(Extracted records)
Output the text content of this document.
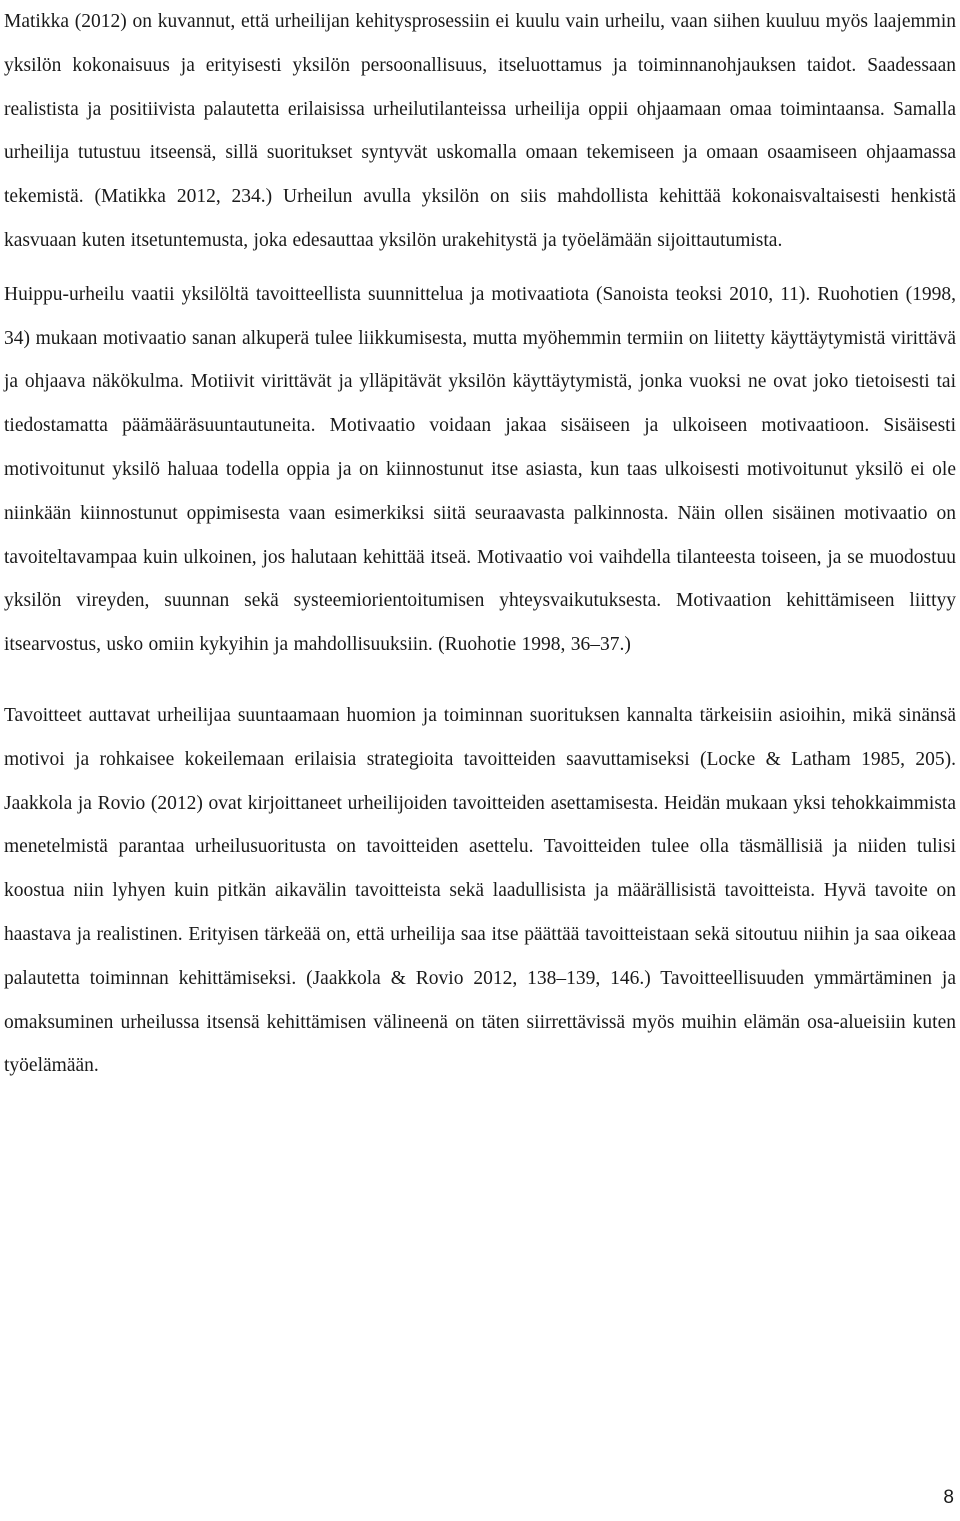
Matikka (2012) on kuvannut, että urheilijan kehitysprosessiin ei kuulu vain urheilu, vaan siihen kuuluu myös laajemmin yksilön kokonaisuus ja erityisesti yksilön persoonallisuus, itseluottamus ja toiminnanohjauksen taidot. Saadessaan realistista ja positiivista palautetta erilaisissa urheilutilanteissa urheilija oppii ohjaamaan omaa toimintaansa. Samalla urheilija tutustuu itseensä, sillä suoritukset syntyvät uskomalla omaan tekemiseen ja omaan osaamiseen ohjaamassa tekemistä. (Matikka 2012, 234.) Urheilun avulla yksilön on siis mahdollista kehittää kokonaisvaltaisesti henkistä kasvuaan kuten itsetuntemusta, joka edesauttaa yksilön urakehitystä ja työelämään sijoittautumista.

Huippu-urheilu vaatii yksilöltä tavoitteellista suunnittelua ja motivaatiota (Sanoista teoksi 2010, 11). Ruohotien (1998, 34) mukaan motivaatio sanan alkuperä tulee liikkumisesta, mutta myöhemmin termiin on liitetty käyttäytymistä virittävä ja ohjaava näkökulma. Motiivit virittävät ja ylläpitävät yksilön käyttäytymistä, jonka vuoksi ne ovat joko tietoisesti tai tiedostamatta päämääräsuuntautuneita. Motivaatio voidaan jakaa sisäiseen ja ulkoiseen motivaatioon. Sisäisesti motivoitunut yksilö haluaa todella oppia ja on kiinnostunut itse asiasta, kun taas ulkoisesti motivoitunut yksilö ei ole niinkään kiinnostunut oppimisesta vaan esimerkiksi siitä seuraavasta palkinnosta. Näin ollen sisäinen motivaatio on tavoiteltavampaa kuin ulkoinen, jos halutaan kehittää itseä. Motivaatio voi vaihdella tilanteesta toiseen, ja se muodostuu yksilön vireyden, suunnan sekä systeemiorientoitumisen yhteysvaikutuksesta. Motivaation kehittämiseen liittyy itsearvostus, usko omiin kykyihin ja mahdollisuuksiin. (Ruohotie 1998, 36–37.)

Tavoitteet auttavat urheilijaa suuntaamaan huomion ja toiminnan suorituksen kannalta tärkeisiin asioihin, mikä sinänsä motivoi ja rohkaisee kokeilemaan erilaisia strategioita tavoitteiden saavuttamiseksi (Locke & Latham 1985, 205). Jaakkola ja Rovio (2012) ovat kirjoittaneet urheilijoiden tavoitteiden asettamisesta. Heidän mukaan yksi tehokkaimmista menetelmistä parantaa urheilusuoritusta on tavoitteiden asettelu. Tavoitteiden tulee olla täsmällisiä ja niiden tulisi koostua niin lyhyen kuin pitkän aikavälin tavoitteista sekä laadullisista ja määrällisistä tavoitteista. Hyvä tavoite on haastava ja realistinen. Erityisen tärkeää on, että urheilija saa itse päättää tavoitteistaan sekä sitoutuu niihin ja saa oikeaa palautetta toiminnan kehittämiseksi. (Jaakkola & Rovio 2012, 138–139, 146.) Tavoitteellisuuden ymmärtäminen ja omaksuminen urheilussa itsensä kehittämisen välineenä on täten siirrettävissä myös muihin elämän osa-alueisiin kuten työelämään.

8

** GOAL **
Transcribe the records above verbatim. Do not carry over any picture.

** FINAL ANSWER **
Output the text content of this document.
Matikka (2012) on kuvannut, että urheilijan kehitysprosessiin ei kuulu vain urheilu, vaan siihen kuuluu myös laajemmin yksilön kokonaisuus ja erityisesti yksilön persoonallisuus, itseluottamus ja toiminnanohjauksen taidot. Saadessaan realistista ja positiivista palautetta erilaisissa urheilutilanteissa urheilija oppii ohjaamaan omaa toimintaansa. Samalla urheilija tutustuu itseensä, sillä suoritukset syntyvät uskomalla omaan tekemiseen ja omaan osaamiseen ohjaamassa tekemistä. (Matikka 2012, 234.) Urheilun avulla yksilön on siis mahdollista kehittää kokonaisvaltaisesti henkistä kasvuaan kuten itsetuntemusta, joka edesauttaa yksilön urakehitystä ja työelämään sijoittautumista.

Huippu-urheilu vaatii yksilöltä tavoitteellista suunnittelua ja motivaatiota (Sanoista teoksi 2010, 11). Ruohotien (1998, 34) mukaan motivaatio sanan alkuperä tulee liikkumisesta, mutta myöhemmin termiin on liitetty käyttäytymistä virittävä ja ohjaava näkökulma. Motiivit virittävät ja ylläpitävät yksilön käyttäytymistä, jonka vuoksi ne ovat joko tietoisesti tai tiedostamatta päämääräsuuntautuneita. Motivaatio voidaan jakaa sisäiseen ja ulkoiseen motivaatioon. Sisäisesti motivoitunut yksilö haluaa todella oppia ja on kiinnostunut itse asiasta, kun taas ulkoisesti motivoitunut yksilö ei ole niinkään kiinnostunut oppimisesta vaan esimerkiksi siitä seuraavasta palkinnosta. Näin ollen sisäinen motivaatio on tavoiteltavampaa kuin ulkoinen, jos halutaan kehittää itseä. Motivaatio voi vaihdella tilanteesta toiseen, ja se muodostuu yksilön vireyden, suunnan sekä systeemiorientoitumisen yhteysvaikutuksesta. Motivaation kehittämiseen liittyy itsearvostus, usko omiin kykyihin ja mahdollisuuksiin. (Ruohotie 1998, 36–37.)

Tavoitteet auttavat urheilijaa suuntaamaan huomion ja toiminnan suorituksen kannalta tärkeisiin asioihin, mikä sinänsä motivoi ja rohkaisee kokeilemaan erilaisia strategioita tavoitteiden saavuttamiseksi (Locke & Latham 1985, 205). Jaakkola ja Rovio (2012) ovat kirjoittaneet urheilijoiden tavoitteiden asettamisesta. Heidän mukaan yksi tehokkaimmista menetelmistä parantaa urheilusuoritusta on tavoitteiden asettelu. Tavoitteiden tulee olla täsmällisiä ja niiden tulisi koostua niin lyhyen kuin pitkän aikavälin tavoitteista sekä laadullisista ja määrällisistä tavoitteista. Hyvä tavoite on haastava ja realistinen. Erityisen tärkeää on, että urheilija saa itse päättää tavoitteistaan sekä sitoutuu niihin ja saa oikeaa palautetta toiminnan kehittämiseksi. (Jaakkola & Rovio 2012, 138–139, 146.) Tavoitteellisuuden ymmärtäminen ja omaksuminen urheilussa itsensä kehittämisen välineenä on täten siirrettävissä myös muihin elämän osa-alueisiin kuten työelämään.

8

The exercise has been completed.